# [Records shown]
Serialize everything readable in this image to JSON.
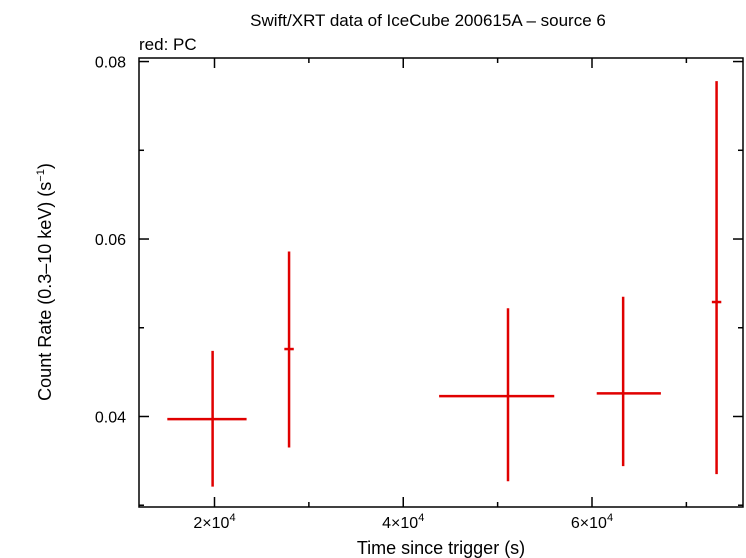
{
  "chart_data": {
    "type": "scatter",
    "title": "Swift/XRT data of IceCube 200615A – source 6",
    "subtitle": "red: PC",
    "xlabel": "Time since trigger (s)",
    "ylabel": "Count Rate (0.3–10 keV) (s",
    "ylabel_sup": "−1",
    "ylabel_end": ")",
    "xlim": [
      12000,
      76000
    ],
    "ylim": [
      0.0298,
      0.0804
    ],
    "log_y": false,
    "grid": false,
    "xticks": [
      {
        "value": 20000,
        "mantissa": "2×10",
        "exp": "4"
      },
      {
        "value": 40000,
        "mantissa": "4×10",
        "exp": "4"
      },
      {
        "value": 60000,
        "mantissa": "6×10",
        "exp": "4"
      }
    ],
    "yticks": [
      {
        "value": 0.04,
        "label": "0.04"
      },
      {
        "value": 0.06,
        "label": "0.06"
      },
      {
        "value": 0.08,
        "label": "0.08"
      }
    ],
    "series": [
      {
        "color": "#e00000",
        "points": [
          {
            "x": 19800,
            "xerr_lo": 4800,
            "xerr_hi": 3600,
            "y": 0.0397,
            "yerr_lo": 0.0076,
            "yerr_hi": 0.0077
          },
          {
            "x": 27900,
            "xerr_lo": 500,
            "xerr_hi": 500,
            "y": 0.0476,
            "yerr_lo": 0.0111,
            "yerr_hi": 0.011
          },
          {
            "x": 51100,
            "xerr_lo": 7300,
            "xerr_hi": 4900,
            "y": 0.0423,
            "yerr_lo": 0.0096,
            "yerr_hi": 0.0099
          },
          {
            "x": 63300,
            "xerr_lo": 2800,
            "xerr_hi": 4000,
            "y": 0.0426,
            "yerr_lo": 0.0082,
            "yerr_hi": 0.0109
          },
          {
            "x": 73200,
            "xerr_lo": 500,
            "xerr_hi": 500,
            "y": 0.0529,
            "yerr_lo": 0.0194,
            "yerr_hi": 0.0249
          }
        ]
      }
    ]
  }
}
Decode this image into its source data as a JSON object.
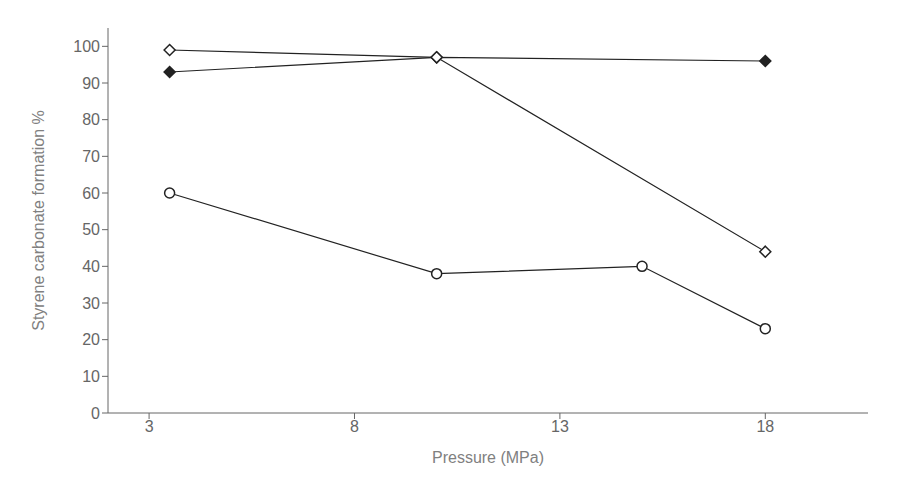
{
  "chart_data": {
    "type": "line",
    "x_label": "Pressure (MPa)",
    "y_label": "Styrene carbonate formation %",
    "xlim": [
      2.0,
      20.5
    ],
    "ylim": [
      0,
      105
    ],
    "xticks": [
      3,
      8,
      13,
      18
    ],
    "yticks": [
      0,
      10,
      20,
      30,
      40,
      50,
      60,
      70,
      80,
      90,
      100
    ],
    "grid": false,
    "series": [
      {
        "x": [
          3.5,
          10,
          18
        ],
        "values": [
          93,
          97,
          96
        ],
        "color": "#222222",
        "marker": "diamond"
      },
      {
        "x": [
          3.5,
          10,
          18
        ],
        "values": [
          99,
          97,
          44
        ],
        "color": "#222222",
        "marker": "open_diamond"
      },
      {
        "x": [
          3.5,
          10,
          15,
          18
        ],
        "values": [
          60,
          38,
          40,
          23
        ],
        "color": "#222222",
        "marker": "open_circle"
      }
    ]
  }
}
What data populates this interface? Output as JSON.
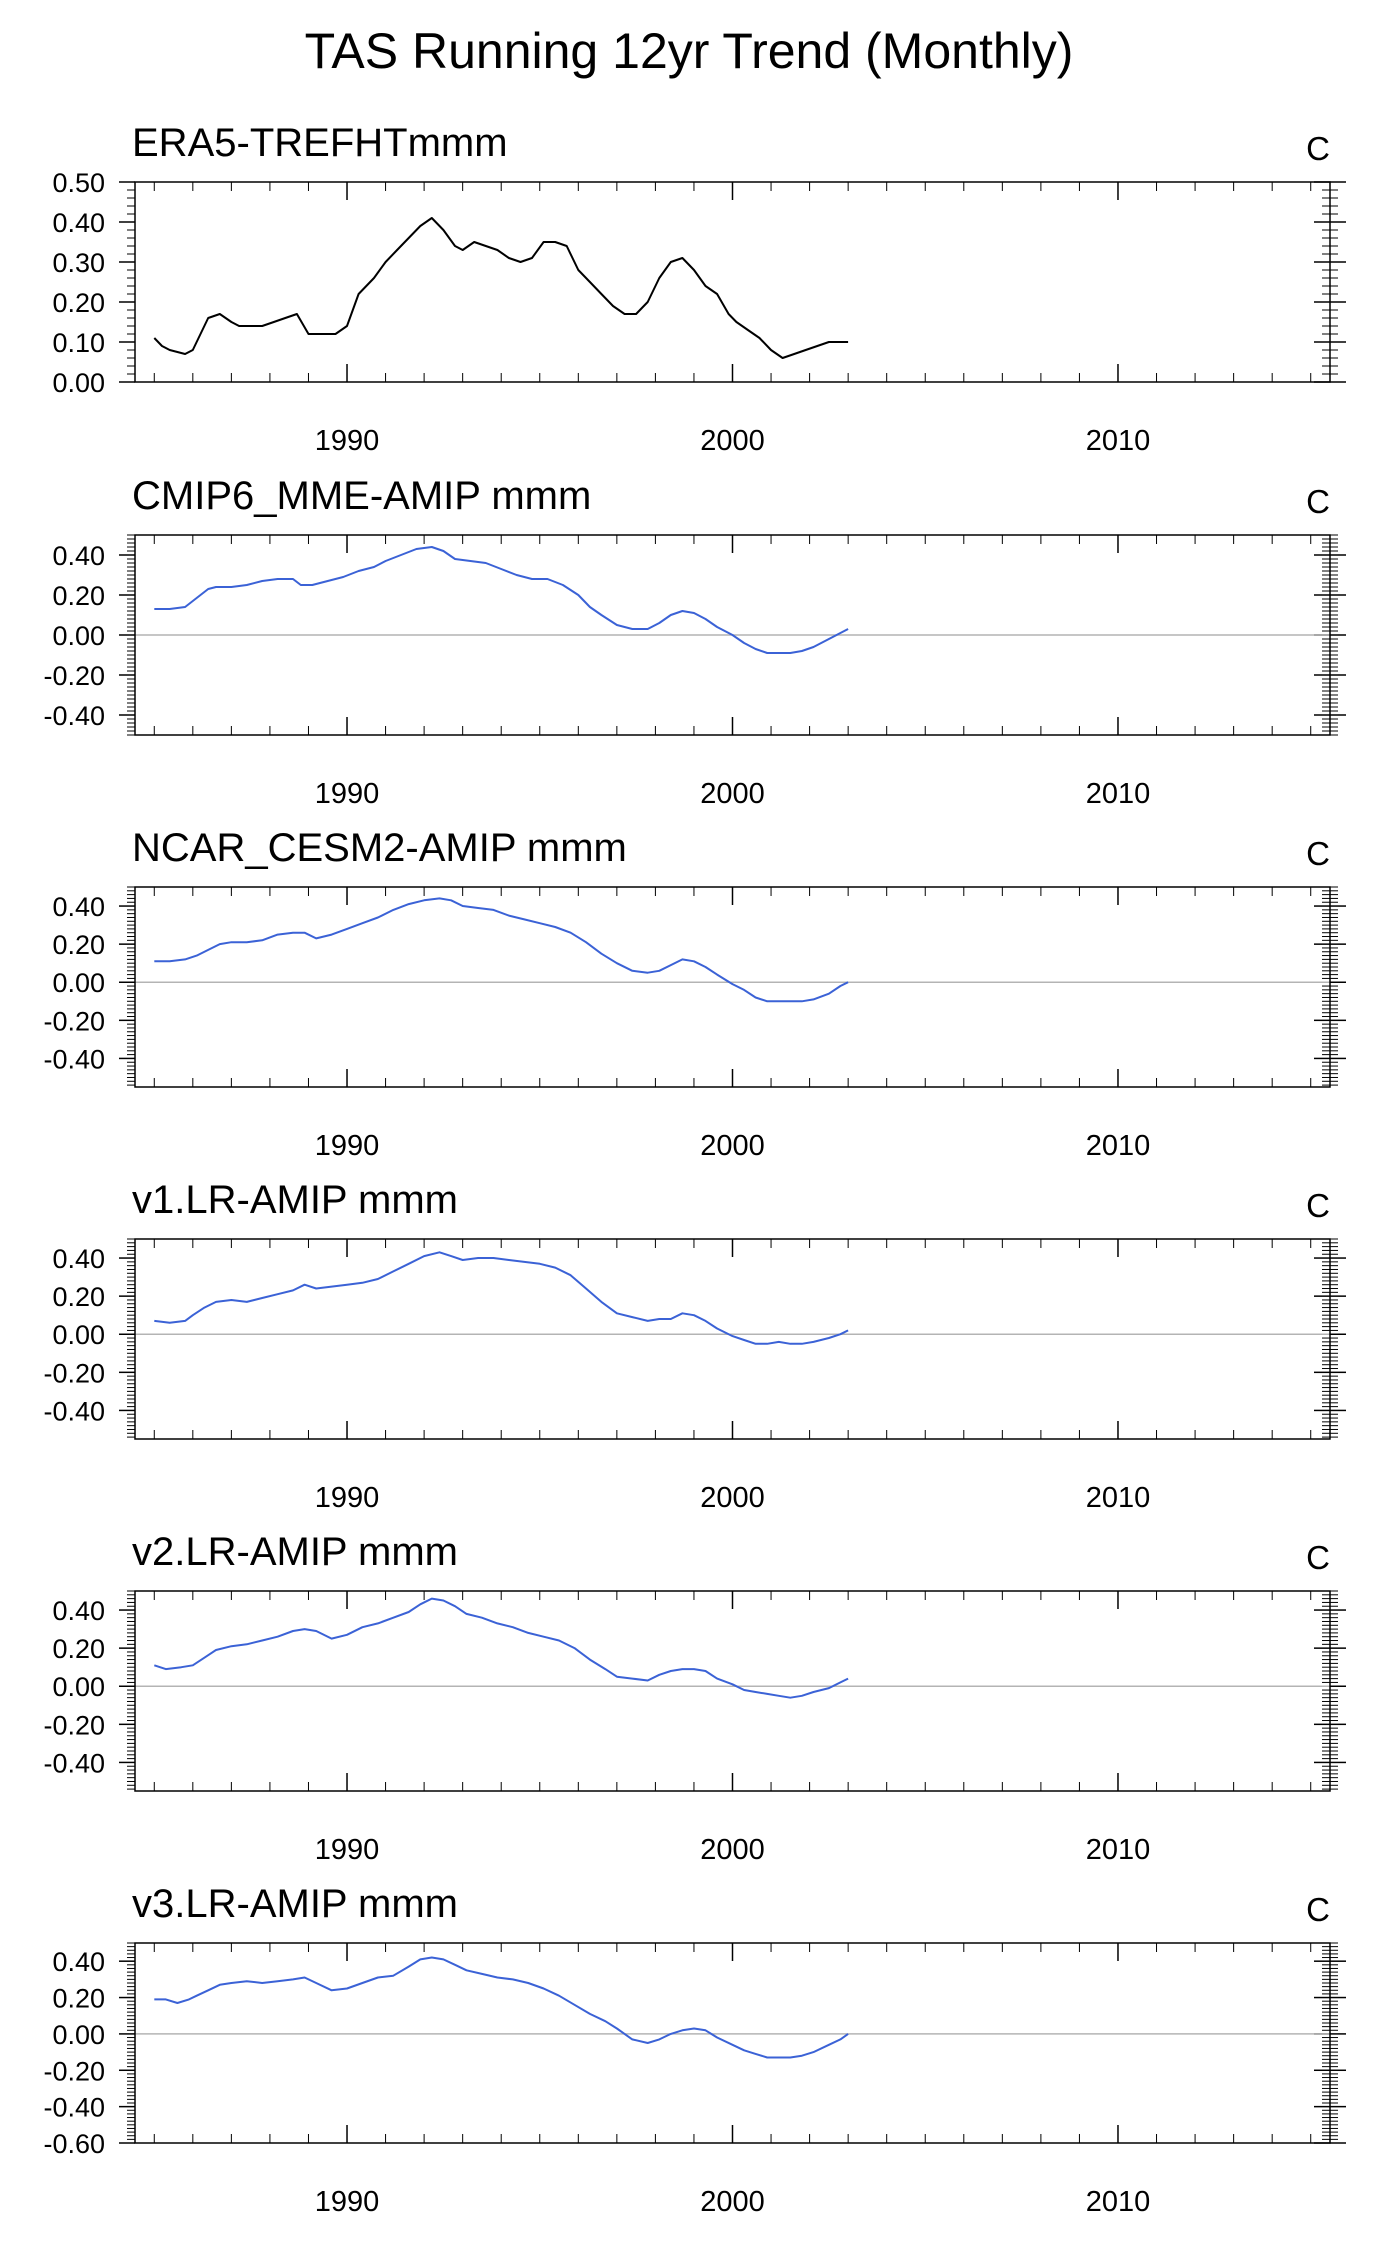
{
  "title": "TAS Running 12yr Trend (Monthly)",
  "chart_data": [
    {
      "type": "line",
      "title": "ERA5-TREFHTmmm",
      "units": "C",
      "xlabel": "",
      "ylabel": "",
      "xlim": [
        1984.5,
        2015.5
      ],
      "ylim": [
        0.0,
        0.5
      ],
      "xticks": [
        1990,
        2000,
        2010
      ],
      "yticks": [
        0.0,
        0.1,
        0.2,
        0.3,
        0.4,
        0.5
      ],
      "ytick_labels": [
        "0.00",
        "0.10",
        "0.20",
        "0.30",
        "0.40",
        "0.50"
      ],
      "zero_line": false,
      "color": "#000000",
      "series": [
        {
          "x": [
            1985.0,
            1985.2,
            1985.4,
            1985.8,
            1986.0,
            1986.2,
            1986.4,
            1986.7,
            1987.0,
            1987.2,
            1987.5,
            1987.8,
            1988.1,
            1988.4,
            1988.7,
            1989.0,
            1989.3,
            1989.7,
            1990.0,
            1990.3,
            1990.7,
            1991.0,
            1991.3,
            1991.6,
            1991.9,
            1992.2,
            1992.5,
            1992.8,
            1993.0,
            1993.3,
            1993.6,
            1993.9,
            1994.2,
            1994.5,
            1994.8,
            1995.1,
            1995.4,
            1995.7,
            1996.0,
            1996.3,
            1996.6,
            1996.9,
            1997.2,
            1997.5,
            1997.8,
            1998.1,
            1998.4,
            1998.7,
            1999.0,
            1999.3,
            1999.6,
            1999.9,
            2000.1,
            2000.4,
            2000.7,
            2001.0,
            2001.3,
            2001.6,
            2001.9,
            2002.2,
            2002.5,
            2002.8,
            2003.0
          ],
          "y": [
            0.11,
            0.09,
            0.08,
            0.07,
            0.08,
            0.12,
            0.16,
            0.17,
            0.15,
            0.14,
            0.14,
            0.14,
            0.15,
            0.16,
            0.17,
            0.12,
            0.12,
            0.12,
            0.14,
            0.22,
            0.26,
            0.3,
            0.33,
            0.36,
            0.39,
            0.41,
            0.38,
            0.34,
            0.33,
            0.35,
            0.34,
            0.33,
            0.31,
            0.3,
            0.31,
            0.35,
            0.35,
            0.34,
            0.28,
            0.25,
            0.22,
            0.19,
            0.17,
            0.17,
            0.2,
            0.26,
            0.3,
            0.31,
            0.28,
            0.24,
            0.22,
            0.17,
            0.15,
            0.13,
            0.11,
            0.08,
            0.06,
            0.07,
            0.08,
            0.09,
            0.1,
            0.1,
            0.1
          ]
        }
      ]
    },
    {
      "type": "line",
      "title": "CMIP6_MME-AMIP  mmm",
      "units": "C",
      "xlabel": "",
      "ylabel": "",
      "xlim": [
        1984.5,
        2015.5
      ],
      "ylim": [
        -0.5,
        0.5
      ],
      "xticks": [
        1990,
        2000,
        2010
      ],
      "yticks": [
        -0.4,
        -0.2,
        0.0,
        0.2,
        0.4
      ],
      "ytick_labels": [
        "-0.40",
        "-0.20",
        "0.00",
        "0.20",
        "0.40"
      ],
      "zero_line": true,
      "color": "#3b62d6",
      "series": [
        {
          "x": [
            1985.0,
            1985.4,
            1985.8,
            1986.0,
            1986.4,
            1986.6,
            1987.0,
            1987.4,
            1987.8,
            1988.2,
            1988.6,
            1988.8,
            1989.1,
            1989.5,
            1989.9,
            1990.3,
            1990.7,
            1991.0,
            1991.4,
            1991.8,
            1992.2,
            1992.5,
            1992.8,
            1993.2,
            1993.6,
            1994.0,
            1994.4,
            1994.8,
            1995.2,
            1995.6,
            1996.0,
            1996.3,
            1996.6,
            1997.0,
            1997.4,
            1997.8,
            1998.1,
            1998.4,
            1998.7,
            1999.0,
            1999.3,
            1999.6,
            2000.0,
            2000.3,
            2000.6,
            2000.9,
            2001.2,
            2001.5,
            2001.8,
            2002.1,
            2002.5,
            2002.8,
            2003.0
          ],
          "y": [
            0.13,
            0.13,
            0.14,
            0.17,
            0.23,
            0.24,
            0.24,
            0.25,
            0.27,
            0.28,
            0.28,
            0.25,
            0.25,
            0.27,
            0.29,
            0.32,
            0.34,
            0.37,
            0.4,
            0.43,
            0.44,
            0.42,
            0.38,
            0.37,
            0.36,
            0.33,
            0.3,
            0.28,
            0.28,
            0.25,
            0.2,
            0.14,
            0.1,
            0.05,
            0.03,
            0.03,
            0.06,
            0.1,
            0.12,
            0.11,
            0.08,
            0.04,
            0.0,
            -0.04,
            -0.07,
            -0.09,
            -0.09,
            -0.09,
            -0.08,
            -0.06,
            -0.02,
            0.01,
            0.03
          ]
        }
      ]
    },
    {
      "type": "line",
      "title": "NCAR_CESM2-AMIP  mmm",
      "units": "C",
      "xlabel": "",
      "ylabel": "",
      "xlim": [
        1984.5,
        2015.5
      ],
      "ylim": [
        -0.55,
        0.5
      ],
      "xticks": [
        1990,
        2000,
        2010
      ],
      "yticks": [
        -0.4,
        -0.2,
        0.0,
        0.2,
        0.4
      ],
      "ytick_labels": [
        "-0.40",
        "-0.20",
        "0.00",
        "0.20",
        "0.40"
      ],
      "zero_line": true,
      "color": "#3b62d6",
      "series": [
        {
          "x": [
            1985.0,
            1985.4,
            1985.8,
            1986.1,
            1986.4,
            1986.7,
            1987.0,
            1987.4,
            1987.8,
            1988.2,
            1988.6,
            1988.9,
            1989.2,
            1989.6,
            1990.0,
            1990.4,
            1990.8,
            1991.2,
            1991.6,
            1992.0,
            1992.4,
            1992.7,
            1993.0,
            1993.4,
            1993.8,
            1994.2,
            1994.6,
            1995.0,
            1995.4,
            1995.8,
            1996.2,
            1996.6,
            1997.0,
            1997.4,
            1997.8,
            1998.1,
            1998.4,
            1998.7,
            1999.0,
            1999.3,
            1999.6,
            2000.0,
            2000.3,
            2000.6,
            2000.9,
            2001.2,
            2001.5,
            2001.8,
            2002.1,
            2002.5,
            2002.8,
            2003.0
          ],
          "y": [
            0.11,
            0.11,
            0.12,
            0.14,
            0.17,
            0.2,
            0.21,
            0.21,
            0.22,
            0.25,
            0.26,
            0.26,
            0.23,
            0.25,
            0.28,
            0.31,
            0.34,
            0.38,
            0.41,
            0.43,
            0.44,
            0.43,
            0.4,
            0.39,
            0.38,
            0.35,
            0.33,
            0.31,
            0.29,
            0.26,
            0.21,
            0.15,
            0.1,
            0.06,
            0.05,
            0.06,
            0.09,
            0.12,
            0.11,
            0.08,
            0.04,
            -0.01,
            -0.04,
            -0.08,
            -0.1,
            -0.1,
            -0.1,
            -0.1,
            -0.09,
            -0.06,
            -0.02,
            -0.0
          ]
        }
      ]
    },
    {
      "type": "line",
      "title": "v1.LR-AMIP  mmm",
      "units": "C",
      "xlabel": "",
      "ylabel": "",
      "xlim": [
        1984.5,
        2015.5
      ],
      "ylim": [
        -0.55,
        0.5
      ],
      "xticks": [
        1990,
        2000,
        2010
      ],
      "yticks": [
        -0.4,
        -0.2,
        0.0,
        0.2,
        0.4
      ],
      "ytick_labels": [
        "-0.40",
        "-0.20",
        "0.00",
        "0.20",
        "0.40"
      ],
      "zero_line": true,
      "color": "#3b62d6",
      "series": [
        {
          "x": [
            1985.0,
            1985.4,
            1985.8,
            1986.0,
            1986.3,
            1986.6,
            1987.0,
            1987.4,
            1987.8,
            1988.2,
            1988.6,
            1988.9,
            1989.2,
            1989.6,
            1990.0,
            1990.4,
            1990.8,
            1991.2,
            1991.6,
            1992.0,
            1992.4,
            1992.7,
            1993.0,
            1993.4,
            1993.8,
            1994.2,
            1994.6,
            1995.0,
            1995.4,
            1995.8,
            1996.2,
            1996.6,
            1997.0,
            1997.4,
            1997.8,
            1998.1,
            1998.4,
            1998.7,
            1999.0,
            1999.3,
            1999.6,
            2000.0,
            2000.3,
            2000.6,
            2000.9,
            2001.2,
            2001.5,
            2001.8,
            2002.1,
            2002.5,
            2002.8,
            2003.0
          ],
          "y": [
            0.07,
            0.06,
            0.07,
            0.1,
            0.14,
            0.17,
            0.18,
            0.17,
            0.19,
            0.21,
            0.23,
            0.26,
            0.24,
            0.25,
            0.26,
            0.27,
            0.29,
            0.33,
            0.37,
            0.41,
            0.43,
            0.41,
            0.39,
            0.4,
            0.4,
            0.39,
            0.38,
            0.37,
            0.35,
            0.31,
            0.24,
            0.17,
            0.11,
            0.09,
            0.07,
            0.08,
            0.08,
            0.11,
            0.1,
            0.07,
            0.03,
            -0.01,
            -0.03,
            -0.05,
            -0.05,
            -0.04,
            -0.05,
            -0.05,
            -0.04,
            -0.02,
            0.0,
            0.02
          ]
        }
      ]
    },
    {
      "type": "line",
      "title": "v2.LR-AMIP  mmm",
      "units": "C",
      "xlabel": "",
      "ylabel": "",
      "xlim": [
        1984.5,
        2015.5
      ],
      "ylim": [
        -0.55,
        0.5
      ],
      "xticks": [
        1990,
        2000,
        2010
      ],
      "yticks": [
        -0.4,
        -0.2,
        0.0,
        0.2,
        0.4
      ],
      "ytick_labels": [
        "-0.40",
        "-0.20",
        "0.00",
        "0.20",
        "0.40"
      ],
      "zero_line": true,
      "color": "#3b62d6",
      "series": [
        {
          "x": [
            1985.0,
            1985.3,
            1985.7,
            1986.0,
            1986.3,
            1986.6,
            1987.0,
            1987.4,
            1987.8,
            1988.2,
            1988.6,
            1988.9,
            1989.2,
            1989.6,
            1990.0,
            1990.4,
            1990.8,
            1991.2,
            1991.6,
            1991.9,
            1992.2,
            1992.5,
            1992.8,
            1993.1,
            1993.5,
            1993.9,
            1994.3,
            1994.7,
            1995.1,
            1995.5,
            1995.9,
            1996.3,
            1996.7,
            1997.0,
            1997.4,
            1997.8,
            1998.1,
            1998.4,
            1998.7,
            1999.0,
            1999.3,
            1999.6,
            2000.0,
            2000.3,
            2000.6,
            2000.9,
            2001.2,
            2001.5,
            2001.8,
            2002.1,
            2002.5,
            2002.8,
            2003.0
          ],
          "y": [
            0.11,
            0.09,
            0.1,
            0.11,
            0.15,
            0.19,
            0.21,
            0.22,
            0.24,
            0.26,
            0.29,
            0.3,
            0.29,
            0.25,
            0.27,
            0.31,
            0.33,
            0.36,
            0.39,
            0.43,
            0.46,
            0.45,
            0.42,
            0.38,
            0.36,
            0.33,
            0.31,
            0.28,
            0.26,
            0.24,
            0.2,
            0.14,
            0.09,
            0.05,
            0.04,
            0.03,
            0.06,
            0.08,
            0.09,
            0.09,
            0.08,
            0.04,
            0.01,
            -0.02,
            -0.03,
            -0.04,
            -0.05,
            -0.06,
            -0.05,
            -0.03,
            -0.01,
            0.02,
            0.04
          ]
        }
      ]
    },
    {
      "type": "line",
      "title": "v3.LR-AMIP  mmm",
      "units": "C",
      "xlabel": "",
      "ylabel": "",
      "xlim": [
        1984.5,
        2015.5
      ],
      "ylim": [
        -0.6,
        0.5
      ],
      "xticks": [
        1990,
        2000,
        2010
      ],
      "yticks": [
        -0.6,
        -0.4,
        -0.2,
        0.0,
        0.2,
        0.4
      ],
      "ytick_labels": [
        "-0.60",
        "-0.40",
        "-0.20",
        "0.00",
        "0.20",
        "0.40"
      ],
      "zero_line": true,
      "color": "#3b62d6",
      "series": [
        {
          "x": [
            1985.0,
            1985.3,
            1985.6,
            1985.9,
            1986.1,
            1986.4,
            1986.7,
            1987.0,
            1987.4,
            1987.8,
            1988.2,
            1988.6,
            1988.9,
            1989.2,
            1989.6,
            1990.0,
            1990.4,
            1990.8,
            1991.2,
            1991.6,
            1991.9,
            1992.2,
            1992.5,
            1992.8,
            1993.1,
            1993.5,
            1993.9,
            1994.3,
            1994.7,
            1995.1,
            1995.5,
            1995.9,
            1996.3,
            1996.7,
            1997.0,
            1997.4,
            1997.8,
            1998.1,
            1998.4,
            1998.7,
            1999.0,
            1999.3,
            1999.6,
            2000.0,
            2000.3,
            2000.6,
            2000.9,
            2001.2,
            2001.5,
            2001.8,
            2002.1,
            2002.5,
            2002.8,
            2003.0
          ],
          "y": [
            0.19,
            0.19,
            0.17,
            0.19,
            0.21,
            0.24,
            0.27,
            0.28,
            0.29,
            0.28,
            0.29,
            0.3,
            0.31,
            0.28,
            0.24,
            0.25,
            0.28,
            0.31,
            0.32,
            0.37,
            0.41,
            0.42,
            0.41,
            0.38,
            0.35,
            0.33,
            0.31,
            0.3,
            0.28,
            0.25,
            0.21,
            0.16,
            0.11,
            0.07,
            0.03,
            -0.03,
            -0.05,
            -0.03,
            0.0,
            0.02,
            0.03,
            0.02,
            -0.02,
            -0.06,
            -0.09,
            -0.11,
            -0.13,
            -0.13,
            -0.13,
            -0.12,
            -0.1,
            -0.06,
            -0.03,
            0.0
          ]
        }
      ]
    }
  ]
}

# [Task goal]
Scan the material above. Extract every line in which the word "mantissa" occurs.

# [Written reply]
        "mantissa": "2×10",
        "mantissa": "4×10",
        "mantissa": "6×10",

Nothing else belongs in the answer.